▶ _DIRECTION_
Give the material again in full, matching it exactly.

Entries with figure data
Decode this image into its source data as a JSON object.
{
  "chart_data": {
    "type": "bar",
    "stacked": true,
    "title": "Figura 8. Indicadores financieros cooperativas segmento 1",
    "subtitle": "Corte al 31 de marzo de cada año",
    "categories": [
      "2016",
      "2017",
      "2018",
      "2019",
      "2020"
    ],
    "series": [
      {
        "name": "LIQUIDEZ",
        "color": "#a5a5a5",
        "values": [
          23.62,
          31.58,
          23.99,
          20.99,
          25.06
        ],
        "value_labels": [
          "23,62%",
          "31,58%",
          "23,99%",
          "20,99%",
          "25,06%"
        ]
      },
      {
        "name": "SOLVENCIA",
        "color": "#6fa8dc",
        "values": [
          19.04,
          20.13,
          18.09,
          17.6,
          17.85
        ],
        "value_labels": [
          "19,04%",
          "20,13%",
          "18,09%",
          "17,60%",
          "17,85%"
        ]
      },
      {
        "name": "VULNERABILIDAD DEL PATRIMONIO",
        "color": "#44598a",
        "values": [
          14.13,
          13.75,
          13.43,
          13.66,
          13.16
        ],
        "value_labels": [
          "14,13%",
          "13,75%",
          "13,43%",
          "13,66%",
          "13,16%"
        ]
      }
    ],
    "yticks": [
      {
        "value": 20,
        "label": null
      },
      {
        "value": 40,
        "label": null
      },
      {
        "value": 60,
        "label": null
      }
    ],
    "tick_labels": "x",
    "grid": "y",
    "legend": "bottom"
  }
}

▶ _EXERCISE RESPONSE_
Decode this image into its source data as a JSON object.
{
  "chart_data": {
    "type": "bar",
    "stacked": true,
    "title": "Figura 8. Indicadores financieros cooperativas segmento 1",
    "subtitle": "Corte al 31 de marzo de cada año",
    "categories": [
      "2016",
      "2017",
      "2018",
      "2019",
      "2020"
    ],
    "series": [
      {
        "name": "LIQUIDEZ",
        "color": "#a5a5a5",
        "values": [
          23.62,
          31.58,
          23.99,
          20.99,
          25.06
        ],
        "value_labels": [
          "23,62%",
          "31,58%",
          "23,99%",
          "20,99%",
          "25,06%"
        ]
      },
      {
        "name": "SOLVENCIA",
        "color": "#6fa8dc",
        "values": [
          19.04,
          20.13,
          18.09,
          17.6,
          17.85
        ],
        "value_labels": [
          "19,04%",
          "20,13%",
          "18,09%",
          "17,60%",
          "17,85%"
        ]
      },
      {
        "name": "VULNERABILIDAD DEL PATRIMONIO",
        "color": "#44598a",
        "values": [
          14.13,
          13.75,
          13.43,
          13.66,
          13.16
        ],
        "value_labels": [
          "14,13%",
          "13,75%",
          "13,43%",
          "13,66%",
          "13,16%"
        ]
      }
    ],
    "yticks": [
      {
        "value": 20,
        "label": null
      },
      {
        "value": 40,
        "label": null
      },
      {
        "value": 60,
        "label": null
      }
    ],
    "tick_labels": "x",
    "grid": "y",
    "legend": "bottom"
  }
}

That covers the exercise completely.